Repeat the material below word for word and leave out all pictures.

Data entries for graphics:

- - - - -

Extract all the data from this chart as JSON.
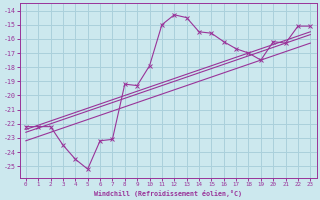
{
  "xlabel": "Windchill (Refroidissement éolien,°C)",
  "bg_color": "#cce8ee",
  "grid_color": "#aad0db",
  "line_color": "#993399",
  "x_data": [
    0,
    1,
    2,
    3,
    4,
    5,
    6,
    7,
    8,
    9,
    10,
    11,
    12,
    13,
    14,
    15,
    16,
    17,
    18,
    19,
    20,
    21,
    22,
    23
  ],
  "y_main": [
    -22.2,
    -22.2,
    -22.2,
    -23.5,
    -24.5,
    -25.2,
    -23.2,
    -23.1,
    -19.2,
    -19.3,
    -17.9,
    -15.0,
    -14.3,
    -14.5,
    -15.5,
    -15.6,
    -16.2,
    -16.7,
    -17.0,
    -17.5,
    -16.2,
    -16.3,
    -15.1,
    -15.1
  ],
  "y_reg1": [
    -22.6,
    -22.3,
    -22.0,
    -21.7,
    -21.4,
    -21.1,
    -20.8,
    -20.5,
    -20.2,
    -19.9,
    -19.6,
    -19.3,
    -19.0,
    -18.7,
    -18.4,
    -18.1,
    -17.8,
    -17.5,
    -17.2,
    -16.9,
    -16.6,
    -16.3,
    -16.0,
    -15.7
  ],
  "y_reg2": [
    -23.2,
    -22.9,
    -22.6,
    -22.3,
    -22.0,
    -21.7,
    -21.4,
    -21.1,
    -20.8,
    -20.5,
    -20.2,
    -19.9,
    -19.6,
    -19.3,
    -19.0,
    -18.7,
    -18.4,
    -18.1,
    -17.8,
    -17.5,
    -17.2,
    -16.9,
    -16.6,
    -16.3
  ],
  "y_reg3": [
    -22.4,
    -22.1,
    -21.8,
    -21.5,
    -21.2,
    -20.9,
    -20.6,
    -20.3,
    -20.0,
    -19.7,
    -19.4,
    -19.1,
    -18.8,
    -18.5,
    -18.2,
    -17.9,
    -17.6,
    -17.3,
    -17.0,
    -16.7,
    -16.4,
    -16.1,
    -15.8,
    -15.5
  ],
  "ylim": [
    -25.8,
    -13.5
  ],
  "xlim": [
    -0.5,
    23.5
  ],
  "yticks": [
    -25,
    -24,
    -23,
    -22,
    -21,
    -20,
    -19,
    -18,
    -17,
    -16,
    -15,
    -14
  ],
  "xticks": [
    0,
    1,
    2,
    3,
    4,
    5,
    6,
    7,
    8,
    9,
    10,
    11,
    12,
    13,
    14,
    15,
    16,
    17,
    18,
    19,
    20,
    21,
    22,
    23
  ]
}
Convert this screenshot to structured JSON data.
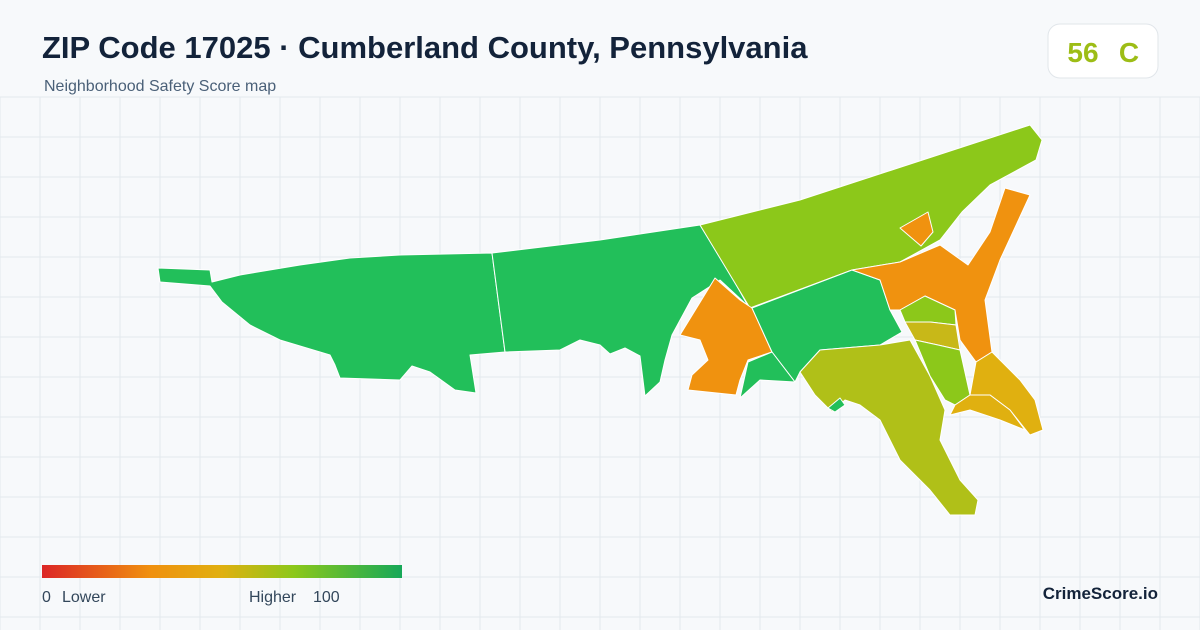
{
  "header": {
    "title": "ZIP Code 17025 · Cumberland County, Pennsylvania",
    "subtitle": "Neighborhood Safety Score map"
  },
  "score": {
    "value": "56",
    "grade": "C"
  },
  "legend": {
    "min": "0",
    "min_label": "Lower",
    "max_label": "Higher",
    "max": "100"
  },
  "brand": "CrimeScore.io"
}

- - - - -

ANSWER FOR THE TASK:
Extract all the data from this chart as JSON.
{
  "xlabel": "Windchill (Refroidissement éolien,°C)",
  "bg_color": "#cce8ee",
  "grid_color": "#aad0db",
  "line_color": "#993399",
  "x_data": [
    0,
    1,
    2,
    3,
    4,
    5,
    6,
    7,
    8,
    9,
    10,
    11,
    12,
    13,
    14,
    15,
    16,
    17,
    18,
    19,
    20,
    21,
    22,
    23
  ],
  "y_main": [
    -22.2,
    -22.2,
    -22.2,
    -23.5,
    -24.5,
    -25.2,
    -23.2,
    -23.1,
    -19.2,
    -19.3,
    -17.9,
    -15.0,
    -14.3,
    -14.5,
    -15.5,
    -15.6,
    -16.2,
    -16.7,
    -17.0,
    -17.5,
    -16.2,
    -16.3,
    -15.1,
    -15.1
  ],
  "y_reg1": [
    -22.6,
    -22.3,
    -22.0,
    -21.7,
    -21.4,
    -21.1,
    -20.8,
    -20.5,
    -20.2,
    -19.9,
    -19.6,
    -19.3,
    -19.0,
    -18.7,
    -18.4,
    -18.1,
    -17.8,
    -17.5,
    -17.2,
    -16.9,
    -16.6,
    -16.3,
    -16.0,
    -15.7
  ],
  "y_reg2": [
    -23.2,
    -22.9,
    -22.6,
    -22.3,
    -22.0,
    -21.7,
    -21.4,
    -21.1,
    -20.8,
    -20.5,
    -20.2,
    -19.9,
    -19.6,
    -19.3,
    -19.0,
    -18.7,
    -18.4,
    -18.1,
    -17.8,
    -17.5,
    -17.2,
    -16.9,
    -16.6,
    -16.3
  ],
  "y_reg3": [
    -22.4,
    -22.1,
    -21.8,
    -21.5,
    -21.2,
    -20.9,
    -20.6,
    -20.3,
    -20.0,
    -19.7,
    -19.4,
    -19.1,
    -18.8,
    -18.5,
    -18.2,
    -17.9,
    -17.6,
    -17.3,
    -17.0,
    -16.7,
    -16.4,
    -16.1,
    -15.8,
    -15.5
  ],
  "ylim": [
    -25.8,
    -13.5
  ],
  "xlim": [
    -0.5,
    23.5
  ],
  "yticks": [
    -25,
    -24,
    -23,
    -22,
    -21,
    -20,
    -19,
    -18,
    -17,
    -16,
    -15,
    -14
  ],
  "xticks": [
    0,
    1,
    2,
    3,
    4,
    5,
    6,
    7,
    8,
    9,
    10,
    11,
    12,
    13,
    14,
    15,
    16,
    17,
    18,
    19,
    20,
    21,
    22,
    23
  ]
}
Convert this screenshot to structured JSON data.
{
  "header": {
    "title": "ZIP Code 17025 · Cumberland County, Pennsylvania",
    "subtitle": "Neighborhood Safety Score map"
  },
  "score": {
    "value": "56",
    "grade": "C"
  },
  "legend": {
    "min": "0",
    "min_label": "Lower",
    "max_label": "Higher",
    "max": "100"
  },
  "brand": "CrimeScore.io"
}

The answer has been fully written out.